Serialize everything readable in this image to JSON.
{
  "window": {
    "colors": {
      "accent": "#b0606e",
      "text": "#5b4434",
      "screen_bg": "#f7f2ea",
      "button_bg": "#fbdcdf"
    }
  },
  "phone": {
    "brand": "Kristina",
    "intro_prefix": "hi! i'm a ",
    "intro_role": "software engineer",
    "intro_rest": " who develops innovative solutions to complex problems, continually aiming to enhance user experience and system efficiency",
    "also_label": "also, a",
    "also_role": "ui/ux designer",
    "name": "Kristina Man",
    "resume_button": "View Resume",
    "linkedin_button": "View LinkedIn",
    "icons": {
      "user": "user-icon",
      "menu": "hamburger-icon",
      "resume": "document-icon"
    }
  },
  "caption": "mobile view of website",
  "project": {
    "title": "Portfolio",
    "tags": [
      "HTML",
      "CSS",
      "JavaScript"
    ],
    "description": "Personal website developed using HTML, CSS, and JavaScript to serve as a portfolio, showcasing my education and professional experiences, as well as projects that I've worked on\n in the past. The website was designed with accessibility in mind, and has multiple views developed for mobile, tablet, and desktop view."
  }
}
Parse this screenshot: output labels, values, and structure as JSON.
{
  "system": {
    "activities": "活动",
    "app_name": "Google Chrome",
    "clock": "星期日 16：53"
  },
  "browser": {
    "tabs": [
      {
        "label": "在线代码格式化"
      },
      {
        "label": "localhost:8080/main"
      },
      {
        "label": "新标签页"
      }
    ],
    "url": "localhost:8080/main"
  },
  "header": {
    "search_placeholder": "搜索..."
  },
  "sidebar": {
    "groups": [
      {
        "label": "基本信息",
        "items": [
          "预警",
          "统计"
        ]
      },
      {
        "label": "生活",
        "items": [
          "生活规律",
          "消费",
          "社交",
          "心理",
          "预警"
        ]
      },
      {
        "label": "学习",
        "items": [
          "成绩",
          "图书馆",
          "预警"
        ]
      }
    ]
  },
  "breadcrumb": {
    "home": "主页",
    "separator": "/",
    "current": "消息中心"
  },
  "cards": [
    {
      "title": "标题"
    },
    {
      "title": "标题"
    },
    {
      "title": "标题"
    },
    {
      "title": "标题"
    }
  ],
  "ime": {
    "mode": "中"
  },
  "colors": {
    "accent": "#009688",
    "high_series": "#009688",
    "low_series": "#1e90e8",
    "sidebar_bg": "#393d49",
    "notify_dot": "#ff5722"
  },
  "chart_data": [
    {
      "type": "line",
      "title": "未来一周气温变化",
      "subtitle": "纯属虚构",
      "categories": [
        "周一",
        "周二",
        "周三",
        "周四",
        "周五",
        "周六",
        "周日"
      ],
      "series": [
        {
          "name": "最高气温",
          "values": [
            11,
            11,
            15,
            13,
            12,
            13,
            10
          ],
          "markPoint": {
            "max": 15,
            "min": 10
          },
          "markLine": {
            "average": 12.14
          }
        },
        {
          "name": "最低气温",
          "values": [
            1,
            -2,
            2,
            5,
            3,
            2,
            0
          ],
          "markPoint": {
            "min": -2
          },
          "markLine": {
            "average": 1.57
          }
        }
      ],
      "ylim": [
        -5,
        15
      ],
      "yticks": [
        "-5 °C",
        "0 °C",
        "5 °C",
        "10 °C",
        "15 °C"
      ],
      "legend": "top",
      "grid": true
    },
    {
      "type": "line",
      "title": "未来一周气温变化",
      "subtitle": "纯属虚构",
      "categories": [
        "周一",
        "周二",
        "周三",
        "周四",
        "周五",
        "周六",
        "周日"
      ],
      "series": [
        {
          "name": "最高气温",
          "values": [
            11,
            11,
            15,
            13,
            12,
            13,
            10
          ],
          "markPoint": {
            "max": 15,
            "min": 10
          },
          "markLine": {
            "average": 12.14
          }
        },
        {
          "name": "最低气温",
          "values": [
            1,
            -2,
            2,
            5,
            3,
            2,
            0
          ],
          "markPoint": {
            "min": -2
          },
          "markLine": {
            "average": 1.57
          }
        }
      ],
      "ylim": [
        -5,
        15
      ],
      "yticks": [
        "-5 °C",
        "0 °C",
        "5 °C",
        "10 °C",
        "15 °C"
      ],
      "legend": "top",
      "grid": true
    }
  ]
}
----
## [Job]
Copy out the whole listing exactly as written.

## [The solution]
Serialize everything readable in this image to JSON.
{
  "window": {
    "colors": {
      "accent": "#b0606e",
      "text": "#5b4434",
      "screen_bg": "#f7f2ea",
      "button_bg": "#fbdcdf"
    }
  },
  "phone": {
    "brand": "Kristina",
    "intro_prefix": "hi! i'm a ",
    "intro_role": "software engineer",
    "intro_rest": " who develops innovative solutions to complex problems, continually aiming to enhance user experience and system efficiency",
    "also_label": "also, a",
    "also_role": "ui/ux designer",
    "name": "Kristina Man",
    "resume_button": "View Resume",
    "linkedin_button": "View LinkedIn",
    "icons": {
      "user": "user-icon",
      "menu": "hamburger-icon",
      "resume": "document-icon"
    }
  },
  "caption": "mobile view of website",
  "project": {
    "title": "Portfolio",
    "tags": [
      "HTML",
      "CSS",
      "JavaScript"
    ],
    "description": "Personal website developed using HTML, CSS, and JavaScript to serve as a portfolio, showcasing my education and professional experiences, as well as projects that I've worked on\n in the past. The website was designed with accessibility in mind, and has multiple views developed for mobile, tablet, and desktop view."
  }
}
Parse this screenshot: output labels, values, and structure as JSON.
{
  "system": {
    "activities": "活动",
    "app_name": "Google Chrome",
    "clock": "星期日 16：53"
  },
  "browser": {
    "tabs": [
      {
        "label": "在线代码格式化"
      },
      {
        "label": "localhost:8080/main"
      },
      {
        "label": "新标签页"
      }
    ],
    "url": "localhost:8080/main"
  },
  "header": {
    "search_placeholder": "搜索..."
  },
  "sidebar": {
    "groups": [
      {
        "label": "基本信息",
        "items": [
          "预警",
          "统计"
        ]
      },
      {
        "label": "生活",
        "items": [
          "生活规律",
          "消费",
          "社交",
          "心理",
          "预警"
        ]
      },
      {
        "label": "学习",
        "items": [
          "成绩",
          "图书馆",
          "预警"
        ]
      }
    ]
  },
  "breadcrumb": {
    "home": "主页",
    "separator": "/",
    "current": "消息中心"
  },
  "cards": [
    {
      "title": "标题"
    },
    {
      "title": "标题"
    },
    {
      "title": "标题"
    },
    {
      "title": "标题"
    }
  ],
  "ime": {
    "mode": "中"
  },
  "colors": {
    "accent": "#009688",
    "high_series": "#009688",
    "low_series": "#1e90e8",
    "sidebar_bg": "#393d49",
    "notify_dot": "#ff5722"
  },
  "chart_data": [
    {
      "type": "line",
      "title": "未来一周气温变化",
      "subtitle": "纯属虚构",
      "categories": [
        "周一",
        "周二",
        "周三",
        "周四",
        "周五",
        "周六",
        "周日"
      ],
      "series": [
        {
          "name": "最高气温",
          "values": [
            11,
            11,
            15,
            13,
            12,
            13,
            10
          ],
          "markPoint": {
            "max": 15,
            "min": 10
          },
          "markLine": {
            "average": 12.14
          }
        },
        {
          "name": "最低气温",
          "values": [
            1,
            -2,
            2,
            5,
            3,
            2,
            0
          ],
          "markPoint": {
            "min": -2
          },
          "markLine": {
            "average": 1.57
          }
        }
      ],
      "ylim": [
        -5,
        15
      ],
      "yticks": [
        "-5 °C",
        "0 °C",
        "5 °C",
        "10 °C",
        "15 °C"
      ],
      "legend": "top",
      "grid": true
    },
    {
      "type": "line",
      "title": "未来一周气温变化",
      "subtitle": "纯属虚构",
      "categories": [
        "周一",
        "周二",
        "周三",
        "周四",
        "周五",
        "周六",
        "周日"
      ],
      "series": [
        {
          "name": "最高气温",
          "values": [
            11,
            11,
            15,
            13,
            12,
            13,
            10
          ],
          "markPoint": {
            "max": 15,
            "min": 10
          },
          "markLine": {
            "average": 12.14
          }
        },
        {
          "name": "最低气温",
          "values": [
            1,
            -2,
            2,
            5,
            3,
            2,
            0
          ],
          "markPoint": {
            "min": -2
          },
          "markLine": {
            "average": 1.57
          }
        }
      ],
      "ylim": [
        -5,
        15
      ],
      "yticks": [
        "-5 °C",
        "0 °C",
        "5 °C",
        "10 °C",
        "15 °C"
      ],
      "legend": "top",
      "grid": true
    }
  ]
}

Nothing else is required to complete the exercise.